#### JOB:
Omit all images. Transcribe the rest of the material below exactly.

#### GIVEN RECORDS:
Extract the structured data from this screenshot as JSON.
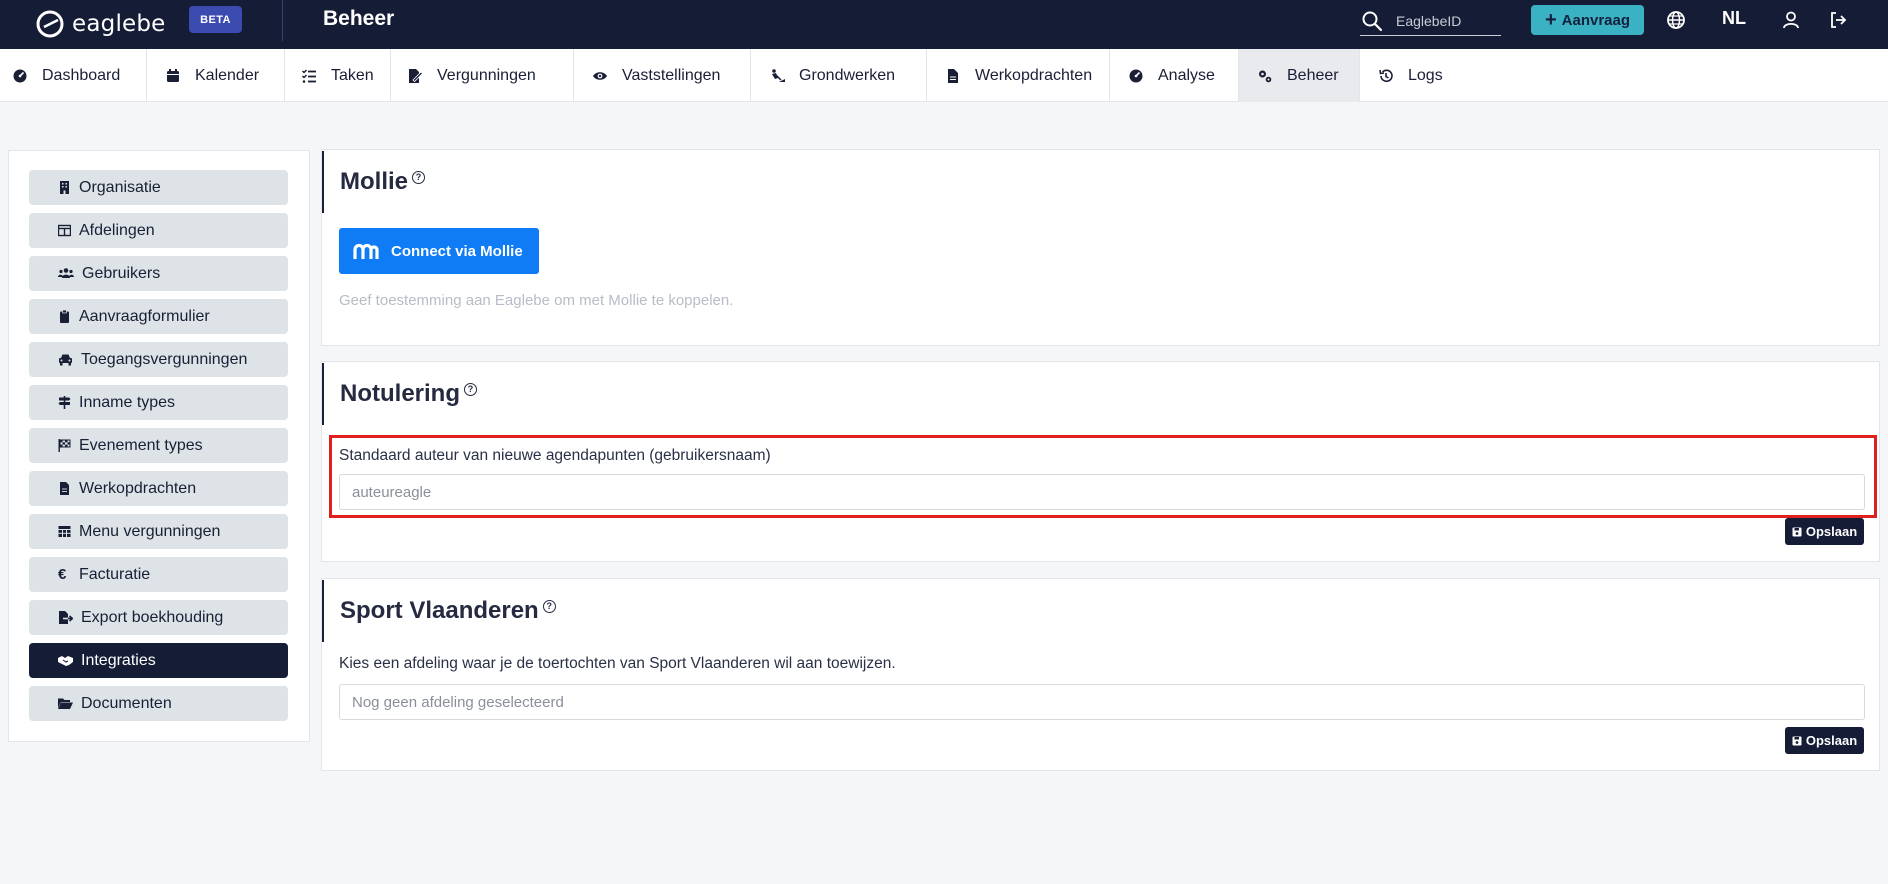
{
  "topbar": {
    "brand": "eaglebe",
    "beta": "BETA",
    "page_title": "Beheer",
    "search_placeholder": "EaglebeID",
    "new_request": "Aanvraag",
    "language": "NL"
  },
  "nav": [
    {
      "label": "Dashboard",
      "icon": "gauge-icon"
    },
    {
      "label": "Kalender",
      "icon": "calendar-icon"
    },
    {
      "label": "Taken",
      "icon": "tasks-icon"
    },
    {
      "label": "Vergunningen",
      "icon": "file-signature-icon"
    },
    {
      "label": "Vaststellingen",
      "icon": "eye-icon"
    },
    {
      "label": "Grondwerken",
      "icon": "digging-icon"
    },
    {
      "label": "Werkopdrachten",
      "icon": "file-icon"
    },
    {
      "label": "Analyse",
      "icon": "gauge-icon"
    },
    {
      "label": "Beheer",
      "icon": "cogs-icon"
    },
    {
      "label": "Logs",
      "icon": "history-icon"
    }
  ],
  "sidebar": [
    {
      "label": "Organisatie",
      "icon": "building-icon"
    },
    {
      "label": "Afdelingen",
      "icon": "table-icon"
    },
    {
      "label": "Gebruikers",
      "icon": "users-icon"
    },
    {
      "label": "Aanvraagformulier",
      "icon": "clipboard-icon"
    },
    {
      "label": "Toegangsvergunningen",
      "icon": "car-icon"
    },
    {
      "label": "Inname types",
      "icon": "signs-icon"
    },
    {
      "label": "Evenement types",
      "icon": "flag-checkered-icon"
    },
    {
      "label": "Werkopdrachten",
      "icon": "file-icon"
    },
    {
      "label": "Menu vergunningen",
      "icon": "grid-icon"
    },
    {
      "label": "Facturatie",
      "icon": "euro-icon"
    },
    {
      "label": "Export boekhouding",
      "icon": "file-export-icon"
    },
    {
      "label": "Integraties",
      "icon": "handshake-icon"
    },
    {
      "label": "Documenten",
      "icon": "folder-open-icon"
    }
  ],
  "mollie": {
    "title": "Mollie",
    "help": "?",
    "connect_button": "Connect via Mollie",
    "hint": "Geef toestemming aan Eaglebe om met Mollie te koppelen."
  },
  "notulering": {
    "title": "Notulering",
    "help": "?",
    "field_label": "Standaard auteur van nieuwe agendapunten (gebruikersnaam)",
    "field_value": "auteureagle",
    "save": "Opslaan"
  },
  "sport": {
    "title": "Sport Vlaanderen",
    "help": "?",
    "description": "Kies een afdeling waar je de toertochten van Sport Vlaanderen wil aan toewijzen.",
    "select_placeholder": "Nog geen afdeling geselecteerd",
    "save": "Opslaan"
  },
  "colors": {
    "topbar": "#151c35",
    "accent": "#3bb2c4",
    "mollie_blue": "#0f7cf5",
    "highlight": "#e0201e"
  }
}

#### SOLUTION BELOW:
Extract the structured data from this screenshot as JSON.
{
  "topbar": {
    "brand": "eaglebe",
    "beta": "BETA",
    "page_title": "Beheer",
    "search_placeholder": "EaglebeID",
    "new_request": "Aanvraag",
    "language": "NL"
  },
  "nav": [
    {
      "label": "Dashboard",
      "icon": "gauge-icon"
    },
    {
      "label": "Kalender",
      "icon": "calendar-icon"
    },
    {
      "label": "Taken",
      "icon": "tasks-icon"
    },
    {
      "label": "Vergunningen",
      "icon": "file-signature-icon"
    },
    {
      "label": "Vaststellingen",
      "icon": "eye-icon"
    },
    {
      "label": "Grondwerken",
      "icon": "digging-icon"
    },
    {
      "label": "Werkopdrachten",
      "icon": "file-icon"
    },
    {
      "label": "Analyse",
      "icon": "gauge-icon"
    },
    {
      "label": "Beheer",
      "icon": "cogs-icon"
    },
    {
      "label": "Logs",
      "icon": "history-icon"
    }
  ],
  "sidebar": [
    {
      "label": "Organisatie",
      "icon": "building-icon"
    },
    {
      "label": "Afdelingen",
      "icon": "table-icon"
    },
    {
      "label": "Gebruikers",
      "icon": "users-icon"
    },
    {
      "label": "Aanvraagformulier",
      "icon": "clipboard-icon"
    },
    {
      "label": "Toegangsvergunningen",
      "icon": "car-icon"
    },
    {
      "label": "Inname types",
      "icon": "signs-icon"
    },
    {
      "label": "Evenement types",
      "icon": "flag-checkered-icon"
    },
    {
      "label": "Werkopdrachten",
      "icon": "file-icon"
    },
    {
      "label": "Menu vergunningen",
      "icon": "grid-icon"
    },
    {
      "label": "Facturatie",
      "icon": "euro-icon"
    },
    {
      "label": "Export boekhouding",
      "icon": "file-export-icon"
    },
    {
      "label": "Integraties",
      "icon": "handshake-icon"
    },
    {
      "label": "Documenten",
      "icon": "folder-open-icon"
    }
  ],
  "mollie": {
    "title": "Mollie",
    "help": "?",
    "connect_button": "Connect via Mollie",
    "hint": "Geef toestemming aan Eaglebe om met Mollie te koppelen."
  },
  "notulering": {
    "title": "Notulering",
    "help": "?",
    "field_label": "Standaard auteur van nieuwe agendapunten (gebruikersnaam)",
    "field_value": "auteureagle",
    "save": "Opslaan"
  },
  "sport": {
    "title": "Sport Vlaanderen",
    "help": "?",
    "description": "Kies een afdeling waar je de toertochten van Sport Vlaanderen wil aan toewijzen.",
    "select_placeholder": "Nog geen afdeling geselecteerd",
    "save": "Opslaan"
  },
  "colors": {
    "topbar": "#151c35",
    "accent": "#3bb2c4",
    "mollie_blue": "#0f7cf5",
    "highlight": "#e0201e"
  }
}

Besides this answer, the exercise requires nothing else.